**The exercise**
Identify all lines in the data containing the string "Wind". Copy them out.

►

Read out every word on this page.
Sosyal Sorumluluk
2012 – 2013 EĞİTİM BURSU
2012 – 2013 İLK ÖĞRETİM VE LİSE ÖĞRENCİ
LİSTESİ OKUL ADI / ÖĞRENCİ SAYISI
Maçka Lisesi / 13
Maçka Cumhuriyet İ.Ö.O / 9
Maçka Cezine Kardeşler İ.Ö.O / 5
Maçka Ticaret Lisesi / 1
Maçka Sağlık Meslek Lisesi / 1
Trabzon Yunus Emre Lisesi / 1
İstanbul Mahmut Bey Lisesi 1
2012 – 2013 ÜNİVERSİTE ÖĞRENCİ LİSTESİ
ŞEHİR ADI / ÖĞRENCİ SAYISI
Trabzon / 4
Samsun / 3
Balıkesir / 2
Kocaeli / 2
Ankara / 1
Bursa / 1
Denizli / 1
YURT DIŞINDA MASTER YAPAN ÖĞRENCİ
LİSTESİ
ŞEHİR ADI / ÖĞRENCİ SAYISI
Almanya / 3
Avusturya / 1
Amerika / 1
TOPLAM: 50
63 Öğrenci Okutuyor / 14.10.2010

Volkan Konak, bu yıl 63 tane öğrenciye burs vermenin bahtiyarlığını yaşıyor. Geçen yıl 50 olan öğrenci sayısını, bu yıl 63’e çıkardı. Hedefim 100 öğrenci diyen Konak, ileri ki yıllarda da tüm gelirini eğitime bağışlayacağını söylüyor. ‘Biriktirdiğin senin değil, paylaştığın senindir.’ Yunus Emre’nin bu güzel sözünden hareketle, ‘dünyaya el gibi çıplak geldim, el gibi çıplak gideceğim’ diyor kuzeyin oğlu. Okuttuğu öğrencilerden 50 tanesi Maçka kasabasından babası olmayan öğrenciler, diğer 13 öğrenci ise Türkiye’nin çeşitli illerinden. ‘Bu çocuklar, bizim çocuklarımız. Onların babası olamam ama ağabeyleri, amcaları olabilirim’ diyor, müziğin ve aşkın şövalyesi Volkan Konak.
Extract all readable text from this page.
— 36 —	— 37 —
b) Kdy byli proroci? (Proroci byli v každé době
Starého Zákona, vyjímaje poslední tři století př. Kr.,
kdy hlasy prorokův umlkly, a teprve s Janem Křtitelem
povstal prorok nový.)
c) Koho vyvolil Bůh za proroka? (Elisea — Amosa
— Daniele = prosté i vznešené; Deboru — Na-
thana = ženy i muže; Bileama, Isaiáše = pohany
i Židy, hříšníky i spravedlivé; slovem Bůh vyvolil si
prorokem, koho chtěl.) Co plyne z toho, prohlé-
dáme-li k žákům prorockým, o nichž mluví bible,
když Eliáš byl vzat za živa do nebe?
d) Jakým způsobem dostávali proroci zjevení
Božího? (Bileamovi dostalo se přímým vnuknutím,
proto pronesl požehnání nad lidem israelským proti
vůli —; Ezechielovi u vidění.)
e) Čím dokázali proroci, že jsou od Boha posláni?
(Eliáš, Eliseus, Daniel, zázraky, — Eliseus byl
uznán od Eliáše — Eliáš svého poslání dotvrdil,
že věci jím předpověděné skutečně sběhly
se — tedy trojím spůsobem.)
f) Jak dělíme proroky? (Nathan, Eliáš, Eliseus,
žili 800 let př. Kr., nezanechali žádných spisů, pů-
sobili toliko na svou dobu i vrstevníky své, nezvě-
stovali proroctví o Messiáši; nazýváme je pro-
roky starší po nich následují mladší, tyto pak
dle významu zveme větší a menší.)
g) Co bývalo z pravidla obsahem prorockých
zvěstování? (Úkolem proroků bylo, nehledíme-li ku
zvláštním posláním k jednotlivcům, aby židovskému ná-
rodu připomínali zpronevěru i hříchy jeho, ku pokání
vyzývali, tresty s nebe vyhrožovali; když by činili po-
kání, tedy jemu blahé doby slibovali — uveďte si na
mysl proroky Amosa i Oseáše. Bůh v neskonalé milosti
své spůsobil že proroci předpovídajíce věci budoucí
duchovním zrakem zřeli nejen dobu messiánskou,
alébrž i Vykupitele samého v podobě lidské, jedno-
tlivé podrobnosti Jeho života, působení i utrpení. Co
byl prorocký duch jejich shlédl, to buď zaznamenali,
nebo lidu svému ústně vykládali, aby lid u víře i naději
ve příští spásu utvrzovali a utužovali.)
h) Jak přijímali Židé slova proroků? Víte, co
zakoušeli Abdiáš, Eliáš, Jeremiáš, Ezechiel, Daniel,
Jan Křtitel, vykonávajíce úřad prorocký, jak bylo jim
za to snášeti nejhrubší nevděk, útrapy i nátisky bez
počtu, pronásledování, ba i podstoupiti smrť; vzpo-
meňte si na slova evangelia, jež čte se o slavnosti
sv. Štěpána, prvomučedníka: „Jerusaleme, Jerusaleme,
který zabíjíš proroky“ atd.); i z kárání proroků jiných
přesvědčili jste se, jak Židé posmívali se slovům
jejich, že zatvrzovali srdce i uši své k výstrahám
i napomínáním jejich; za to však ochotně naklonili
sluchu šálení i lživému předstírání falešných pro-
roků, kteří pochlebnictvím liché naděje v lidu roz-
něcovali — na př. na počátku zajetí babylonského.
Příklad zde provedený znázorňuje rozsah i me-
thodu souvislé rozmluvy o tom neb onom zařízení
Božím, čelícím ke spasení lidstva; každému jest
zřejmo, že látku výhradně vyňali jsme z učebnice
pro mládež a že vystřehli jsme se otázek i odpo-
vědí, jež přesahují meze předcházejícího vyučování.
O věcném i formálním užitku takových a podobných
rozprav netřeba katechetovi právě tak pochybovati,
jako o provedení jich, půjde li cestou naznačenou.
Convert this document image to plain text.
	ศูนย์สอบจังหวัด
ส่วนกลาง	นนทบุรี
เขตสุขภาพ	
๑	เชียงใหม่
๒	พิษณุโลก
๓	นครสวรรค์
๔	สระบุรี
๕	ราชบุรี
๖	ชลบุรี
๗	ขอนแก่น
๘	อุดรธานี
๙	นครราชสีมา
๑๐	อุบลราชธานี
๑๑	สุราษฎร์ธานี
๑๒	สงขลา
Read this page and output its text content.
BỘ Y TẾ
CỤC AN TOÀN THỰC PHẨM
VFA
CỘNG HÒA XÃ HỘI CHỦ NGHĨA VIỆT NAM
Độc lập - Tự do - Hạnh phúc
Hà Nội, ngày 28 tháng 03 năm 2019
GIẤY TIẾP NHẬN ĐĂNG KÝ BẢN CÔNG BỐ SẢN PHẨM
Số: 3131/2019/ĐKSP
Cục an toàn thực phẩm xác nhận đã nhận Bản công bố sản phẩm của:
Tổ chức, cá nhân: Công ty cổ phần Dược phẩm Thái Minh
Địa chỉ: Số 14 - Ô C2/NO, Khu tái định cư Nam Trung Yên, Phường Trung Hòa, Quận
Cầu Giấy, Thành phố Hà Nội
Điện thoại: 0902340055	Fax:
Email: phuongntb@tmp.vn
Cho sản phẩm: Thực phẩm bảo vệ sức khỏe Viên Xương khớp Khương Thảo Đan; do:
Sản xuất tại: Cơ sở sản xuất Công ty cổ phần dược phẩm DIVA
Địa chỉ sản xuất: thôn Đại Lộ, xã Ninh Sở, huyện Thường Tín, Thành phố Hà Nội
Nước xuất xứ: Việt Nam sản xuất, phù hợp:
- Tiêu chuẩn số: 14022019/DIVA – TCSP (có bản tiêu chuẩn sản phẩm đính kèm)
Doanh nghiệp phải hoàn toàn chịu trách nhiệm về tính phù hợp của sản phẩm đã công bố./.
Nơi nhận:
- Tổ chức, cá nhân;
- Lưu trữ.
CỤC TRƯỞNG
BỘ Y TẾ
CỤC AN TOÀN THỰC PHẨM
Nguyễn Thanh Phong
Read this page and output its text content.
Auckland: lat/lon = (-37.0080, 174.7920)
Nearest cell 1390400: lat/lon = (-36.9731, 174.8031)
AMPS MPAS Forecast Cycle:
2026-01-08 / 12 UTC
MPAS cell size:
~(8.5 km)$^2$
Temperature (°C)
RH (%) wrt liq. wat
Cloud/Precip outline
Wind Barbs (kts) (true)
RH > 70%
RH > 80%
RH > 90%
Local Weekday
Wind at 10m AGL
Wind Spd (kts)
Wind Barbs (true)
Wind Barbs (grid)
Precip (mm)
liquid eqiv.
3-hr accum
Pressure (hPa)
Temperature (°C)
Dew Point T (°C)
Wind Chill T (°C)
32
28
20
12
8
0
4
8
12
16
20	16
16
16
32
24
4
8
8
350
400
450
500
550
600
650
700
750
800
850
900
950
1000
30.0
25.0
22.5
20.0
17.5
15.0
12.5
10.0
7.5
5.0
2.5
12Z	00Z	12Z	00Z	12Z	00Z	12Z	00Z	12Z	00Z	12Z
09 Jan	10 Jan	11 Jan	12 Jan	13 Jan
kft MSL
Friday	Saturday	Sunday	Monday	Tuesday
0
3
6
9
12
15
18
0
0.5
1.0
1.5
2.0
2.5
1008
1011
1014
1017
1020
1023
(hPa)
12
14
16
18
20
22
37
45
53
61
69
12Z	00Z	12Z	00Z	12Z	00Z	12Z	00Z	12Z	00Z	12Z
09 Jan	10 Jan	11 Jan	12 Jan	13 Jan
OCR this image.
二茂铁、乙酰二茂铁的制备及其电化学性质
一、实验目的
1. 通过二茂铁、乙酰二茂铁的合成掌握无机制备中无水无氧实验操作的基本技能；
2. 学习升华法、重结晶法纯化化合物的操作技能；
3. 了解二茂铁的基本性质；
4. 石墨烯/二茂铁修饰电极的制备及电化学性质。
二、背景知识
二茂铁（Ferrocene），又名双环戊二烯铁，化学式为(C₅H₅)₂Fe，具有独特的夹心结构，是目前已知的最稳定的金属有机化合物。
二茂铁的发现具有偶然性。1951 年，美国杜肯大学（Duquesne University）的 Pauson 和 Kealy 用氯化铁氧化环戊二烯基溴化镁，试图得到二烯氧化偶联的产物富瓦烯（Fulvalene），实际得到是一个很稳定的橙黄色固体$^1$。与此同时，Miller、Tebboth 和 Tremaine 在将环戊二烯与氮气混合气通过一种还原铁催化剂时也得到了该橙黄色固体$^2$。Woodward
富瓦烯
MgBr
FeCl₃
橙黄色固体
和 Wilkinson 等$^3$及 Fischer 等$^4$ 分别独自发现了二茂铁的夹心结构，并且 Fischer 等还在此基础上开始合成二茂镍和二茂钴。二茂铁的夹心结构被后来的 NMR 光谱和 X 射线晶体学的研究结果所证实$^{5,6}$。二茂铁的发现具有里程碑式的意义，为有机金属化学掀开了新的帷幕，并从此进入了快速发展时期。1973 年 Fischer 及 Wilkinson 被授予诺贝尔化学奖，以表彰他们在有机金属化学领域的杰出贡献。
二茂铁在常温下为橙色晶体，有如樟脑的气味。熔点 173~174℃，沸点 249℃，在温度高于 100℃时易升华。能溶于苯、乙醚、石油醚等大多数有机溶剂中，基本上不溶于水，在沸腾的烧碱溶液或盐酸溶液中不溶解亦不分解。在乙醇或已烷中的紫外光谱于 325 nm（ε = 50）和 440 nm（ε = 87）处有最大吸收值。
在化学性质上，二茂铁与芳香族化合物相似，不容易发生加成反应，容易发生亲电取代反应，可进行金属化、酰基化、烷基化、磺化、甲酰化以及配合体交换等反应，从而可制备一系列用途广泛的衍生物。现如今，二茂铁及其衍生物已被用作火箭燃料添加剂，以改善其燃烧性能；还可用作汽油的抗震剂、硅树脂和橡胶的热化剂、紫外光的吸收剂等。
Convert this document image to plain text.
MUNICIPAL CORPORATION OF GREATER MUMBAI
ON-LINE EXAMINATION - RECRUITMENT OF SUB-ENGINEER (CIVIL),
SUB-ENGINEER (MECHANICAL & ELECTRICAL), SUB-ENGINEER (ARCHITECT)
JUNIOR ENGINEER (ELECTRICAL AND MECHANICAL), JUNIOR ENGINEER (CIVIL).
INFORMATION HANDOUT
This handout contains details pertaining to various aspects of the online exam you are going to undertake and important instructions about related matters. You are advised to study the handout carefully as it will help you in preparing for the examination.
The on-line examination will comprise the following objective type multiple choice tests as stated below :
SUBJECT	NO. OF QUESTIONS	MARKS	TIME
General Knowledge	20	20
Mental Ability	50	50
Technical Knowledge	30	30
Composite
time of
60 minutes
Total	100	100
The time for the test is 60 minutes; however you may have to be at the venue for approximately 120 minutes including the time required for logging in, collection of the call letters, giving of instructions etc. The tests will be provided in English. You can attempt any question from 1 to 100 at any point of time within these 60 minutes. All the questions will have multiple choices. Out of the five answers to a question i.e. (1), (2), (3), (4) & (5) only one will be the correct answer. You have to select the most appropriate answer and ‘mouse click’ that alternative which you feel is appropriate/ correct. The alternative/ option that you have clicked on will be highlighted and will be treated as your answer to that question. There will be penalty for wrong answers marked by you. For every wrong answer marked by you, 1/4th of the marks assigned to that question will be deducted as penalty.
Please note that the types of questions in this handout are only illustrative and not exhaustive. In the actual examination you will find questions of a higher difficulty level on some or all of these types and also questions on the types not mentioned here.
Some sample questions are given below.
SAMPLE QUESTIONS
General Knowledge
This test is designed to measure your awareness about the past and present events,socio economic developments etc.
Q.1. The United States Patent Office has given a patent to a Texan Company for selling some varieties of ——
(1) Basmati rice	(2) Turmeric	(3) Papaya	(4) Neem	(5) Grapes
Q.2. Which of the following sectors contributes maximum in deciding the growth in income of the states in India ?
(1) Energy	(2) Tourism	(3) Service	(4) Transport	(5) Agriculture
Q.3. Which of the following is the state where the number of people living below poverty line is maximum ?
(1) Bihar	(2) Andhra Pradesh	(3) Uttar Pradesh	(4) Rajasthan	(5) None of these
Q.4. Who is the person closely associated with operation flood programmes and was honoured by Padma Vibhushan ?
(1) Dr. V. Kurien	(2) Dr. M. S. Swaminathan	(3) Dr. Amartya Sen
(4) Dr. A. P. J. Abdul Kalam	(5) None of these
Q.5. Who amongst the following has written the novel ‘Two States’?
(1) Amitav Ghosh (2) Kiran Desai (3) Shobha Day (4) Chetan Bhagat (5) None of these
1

◄

**Task solution**
Wind Barbs (kts) (true)
Wind at 10m AGL
Wind Spd (kts)
Wind Barbs (true)
Wind Barbs (grid)
Wind Chill T (°C)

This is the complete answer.